Collected data entries
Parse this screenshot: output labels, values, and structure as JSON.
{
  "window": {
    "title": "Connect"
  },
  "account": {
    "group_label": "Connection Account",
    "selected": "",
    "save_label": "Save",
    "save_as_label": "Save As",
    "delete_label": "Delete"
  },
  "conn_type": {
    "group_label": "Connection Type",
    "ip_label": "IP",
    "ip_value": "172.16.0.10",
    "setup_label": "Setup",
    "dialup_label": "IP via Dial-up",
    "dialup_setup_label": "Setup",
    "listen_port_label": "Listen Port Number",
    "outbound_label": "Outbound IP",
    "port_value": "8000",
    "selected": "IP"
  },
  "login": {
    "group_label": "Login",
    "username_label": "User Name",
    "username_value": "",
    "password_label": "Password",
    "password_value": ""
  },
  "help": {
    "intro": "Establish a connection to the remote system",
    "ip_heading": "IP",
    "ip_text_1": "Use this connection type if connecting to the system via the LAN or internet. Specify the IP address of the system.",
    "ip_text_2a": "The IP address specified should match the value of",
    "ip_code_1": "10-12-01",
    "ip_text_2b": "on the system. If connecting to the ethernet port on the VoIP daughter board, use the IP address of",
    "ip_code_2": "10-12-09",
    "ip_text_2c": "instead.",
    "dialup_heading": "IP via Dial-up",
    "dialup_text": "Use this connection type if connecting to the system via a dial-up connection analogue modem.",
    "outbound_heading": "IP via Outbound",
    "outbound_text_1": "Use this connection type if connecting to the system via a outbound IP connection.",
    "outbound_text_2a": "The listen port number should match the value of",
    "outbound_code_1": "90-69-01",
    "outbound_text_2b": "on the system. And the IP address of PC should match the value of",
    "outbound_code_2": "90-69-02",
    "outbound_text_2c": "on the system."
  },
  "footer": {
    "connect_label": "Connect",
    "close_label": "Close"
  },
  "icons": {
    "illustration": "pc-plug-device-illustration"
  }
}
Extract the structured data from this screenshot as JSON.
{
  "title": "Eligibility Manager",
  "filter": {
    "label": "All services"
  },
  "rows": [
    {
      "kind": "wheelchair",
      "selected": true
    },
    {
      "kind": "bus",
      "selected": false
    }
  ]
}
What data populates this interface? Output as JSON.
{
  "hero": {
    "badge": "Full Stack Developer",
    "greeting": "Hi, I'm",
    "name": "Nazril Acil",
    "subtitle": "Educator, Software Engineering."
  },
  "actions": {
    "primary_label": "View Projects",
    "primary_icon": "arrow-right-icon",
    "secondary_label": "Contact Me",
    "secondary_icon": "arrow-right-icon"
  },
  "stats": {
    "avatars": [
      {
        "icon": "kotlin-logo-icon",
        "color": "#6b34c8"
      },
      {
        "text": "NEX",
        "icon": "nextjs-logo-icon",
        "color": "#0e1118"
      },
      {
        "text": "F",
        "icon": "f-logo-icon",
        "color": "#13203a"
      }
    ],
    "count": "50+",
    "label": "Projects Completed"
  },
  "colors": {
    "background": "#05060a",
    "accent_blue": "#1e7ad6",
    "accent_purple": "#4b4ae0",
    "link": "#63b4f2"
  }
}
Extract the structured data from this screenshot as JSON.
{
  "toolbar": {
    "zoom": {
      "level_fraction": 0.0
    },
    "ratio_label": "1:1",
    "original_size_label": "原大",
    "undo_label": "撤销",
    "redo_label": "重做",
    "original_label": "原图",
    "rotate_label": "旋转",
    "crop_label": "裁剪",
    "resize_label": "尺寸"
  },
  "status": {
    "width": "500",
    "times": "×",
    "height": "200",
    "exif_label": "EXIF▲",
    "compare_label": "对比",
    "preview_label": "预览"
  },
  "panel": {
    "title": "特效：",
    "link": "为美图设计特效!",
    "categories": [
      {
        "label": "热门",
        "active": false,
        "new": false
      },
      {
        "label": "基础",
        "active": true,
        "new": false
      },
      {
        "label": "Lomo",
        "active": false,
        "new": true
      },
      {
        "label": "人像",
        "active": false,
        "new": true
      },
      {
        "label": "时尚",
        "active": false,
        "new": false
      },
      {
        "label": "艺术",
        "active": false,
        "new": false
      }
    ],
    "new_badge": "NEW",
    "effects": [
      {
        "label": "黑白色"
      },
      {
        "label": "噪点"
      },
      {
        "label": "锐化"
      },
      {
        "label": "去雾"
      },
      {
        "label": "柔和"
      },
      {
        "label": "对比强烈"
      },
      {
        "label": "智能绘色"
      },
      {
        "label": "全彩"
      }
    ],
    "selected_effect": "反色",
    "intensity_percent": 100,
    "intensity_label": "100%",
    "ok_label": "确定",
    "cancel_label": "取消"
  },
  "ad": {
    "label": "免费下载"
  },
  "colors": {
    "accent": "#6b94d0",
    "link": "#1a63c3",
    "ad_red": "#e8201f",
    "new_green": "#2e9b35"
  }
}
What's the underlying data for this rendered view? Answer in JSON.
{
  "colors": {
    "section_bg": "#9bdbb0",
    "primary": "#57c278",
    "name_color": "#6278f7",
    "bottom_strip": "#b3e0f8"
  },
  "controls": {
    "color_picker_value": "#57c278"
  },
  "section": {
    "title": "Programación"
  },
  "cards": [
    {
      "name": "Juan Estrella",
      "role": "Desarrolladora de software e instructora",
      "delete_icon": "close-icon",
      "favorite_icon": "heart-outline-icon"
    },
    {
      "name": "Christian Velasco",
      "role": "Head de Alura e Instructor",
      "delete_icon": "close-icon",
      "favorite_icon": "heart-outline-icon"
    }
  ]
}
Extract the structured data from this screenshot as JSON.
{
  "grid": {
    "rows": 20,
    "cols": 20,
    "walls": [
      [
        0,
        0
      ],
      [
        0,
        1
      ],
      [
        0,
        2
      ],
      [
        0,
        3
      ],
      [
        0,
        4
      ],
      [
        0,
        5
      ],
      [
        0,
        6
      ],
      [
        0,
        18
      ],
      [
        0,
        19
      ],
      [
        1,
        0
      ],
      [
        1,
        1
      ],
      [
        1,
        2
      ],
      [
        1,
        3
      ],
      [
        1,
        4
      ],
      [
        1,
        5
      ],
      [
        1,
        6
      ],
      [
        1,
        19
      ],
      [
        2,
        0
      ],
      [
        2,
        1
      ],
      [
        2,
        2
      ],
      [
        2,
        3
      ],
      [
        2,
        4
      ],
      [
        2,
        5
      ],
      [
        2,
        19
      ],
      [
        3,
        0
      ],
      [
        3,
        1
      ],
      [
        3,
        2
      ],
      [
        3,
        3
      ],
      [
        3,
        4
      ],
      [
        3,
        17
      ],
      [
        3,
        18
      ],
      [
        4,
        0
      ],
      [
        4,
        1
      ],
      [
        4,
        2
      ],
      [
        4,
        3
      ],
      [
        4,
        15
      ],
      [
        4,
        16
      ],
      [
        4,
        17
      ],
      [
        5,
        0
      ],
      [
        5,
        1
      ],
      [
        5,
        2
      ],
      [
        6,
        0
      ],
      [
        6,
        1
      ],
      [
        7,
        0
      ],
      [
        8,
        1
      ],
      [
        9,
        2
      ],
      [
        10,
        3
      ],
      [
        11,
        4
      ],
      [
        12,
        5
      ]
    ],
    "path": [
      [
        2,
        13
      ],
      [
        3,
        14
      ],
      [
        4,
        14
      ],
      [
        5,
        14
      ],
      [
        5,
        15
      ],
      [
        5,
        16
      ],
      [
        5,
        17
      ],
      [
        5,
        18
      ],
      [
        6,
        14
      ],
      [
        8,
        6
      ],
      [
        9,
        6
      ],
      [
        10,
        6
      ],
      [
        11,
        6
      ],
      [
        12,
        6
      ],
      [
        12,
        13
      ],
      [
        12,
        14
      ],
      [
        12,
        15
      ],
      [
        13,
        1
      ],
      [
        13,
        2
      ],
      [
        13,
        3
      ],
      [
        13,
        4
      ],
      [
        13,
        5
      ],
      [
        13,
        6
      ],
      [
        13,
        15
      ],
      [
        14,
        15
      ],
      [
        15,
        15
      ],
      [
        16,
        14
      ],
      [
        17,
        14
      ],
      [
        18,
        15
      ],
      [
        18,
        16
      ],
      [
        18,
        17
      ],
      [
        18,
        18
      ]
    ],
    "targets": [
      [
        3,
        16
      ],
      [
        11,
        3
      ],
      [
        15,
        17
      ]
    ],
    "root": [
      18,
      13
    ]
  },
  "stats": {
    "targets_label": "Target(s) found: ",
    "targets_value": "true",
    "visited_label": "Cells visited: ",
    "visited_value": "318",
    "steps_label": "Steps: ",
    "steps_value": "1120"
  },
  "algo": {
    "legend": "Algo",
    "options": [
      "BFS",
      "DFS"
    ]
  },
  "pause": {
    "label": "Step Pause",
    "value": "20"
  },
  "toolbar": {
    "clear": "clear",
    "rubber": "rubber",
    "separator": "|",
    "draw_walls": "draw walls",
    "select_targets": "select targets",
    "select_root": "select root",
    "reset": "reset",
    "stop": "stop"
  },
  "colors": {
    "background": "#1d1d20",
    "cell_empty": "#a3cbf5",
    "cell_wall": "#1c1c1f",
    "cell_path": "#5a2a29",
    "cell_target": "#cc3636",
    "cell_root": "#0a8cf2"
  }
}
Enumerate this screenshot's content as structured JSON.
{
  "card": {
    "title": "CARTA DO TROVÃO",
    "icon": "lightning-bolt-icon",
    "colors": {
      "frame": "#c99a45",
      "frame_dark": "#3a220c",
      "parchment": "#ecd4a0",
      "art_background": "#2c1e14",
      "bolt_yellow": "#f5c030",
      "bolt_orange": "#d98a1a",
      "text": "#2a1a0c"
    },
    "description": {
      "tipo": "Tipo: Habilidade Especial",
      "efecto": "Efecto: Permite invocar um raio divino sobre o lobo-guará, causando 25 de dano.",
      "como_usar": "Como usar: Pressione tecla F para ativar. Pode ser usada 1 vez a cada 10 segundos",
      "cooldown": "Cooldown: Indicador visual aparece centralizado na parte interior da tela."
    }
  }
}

▶ **WHAT YOU SHOULD DO**: Give the lines from the one containing "Enumerate this screenshot's" through the end of the entries again, exactly as written and with no other lines.

▶ **FINAL ANSWER**:
Enumerate this screenshot's content as structured JSON.
{
  "card": {
    "title": "CARTA DO TROVÃO",
    "icon": "lightning-bolt-icon",
    "colors": {
      "frame": "#c99a45",
      "frame_dark": "#3a220c",
      "parchment": "#ecd4a0",
      "art_background": "#2c1e14",
      "bolt_yellow": "#f5c030",
      "bolt_orange": "#d98a1a",
      "text": "#2a1a0c"
    },
    "description": {
      "tipo": "Tipo: Habilidade Especial",
      "efecto": "Efecto: Permite invocar um raio divino sobre o lobo-guará, causando 25 de dano.",
      "como_usar": "Como usar: Pressione tecla F para ativar. Pode ser usada 1 vez a cada 10 segundos",
      "cooldown": "Cooldown: Indicador visual aparece centralizado na parte interior da tela."
    }
  }
}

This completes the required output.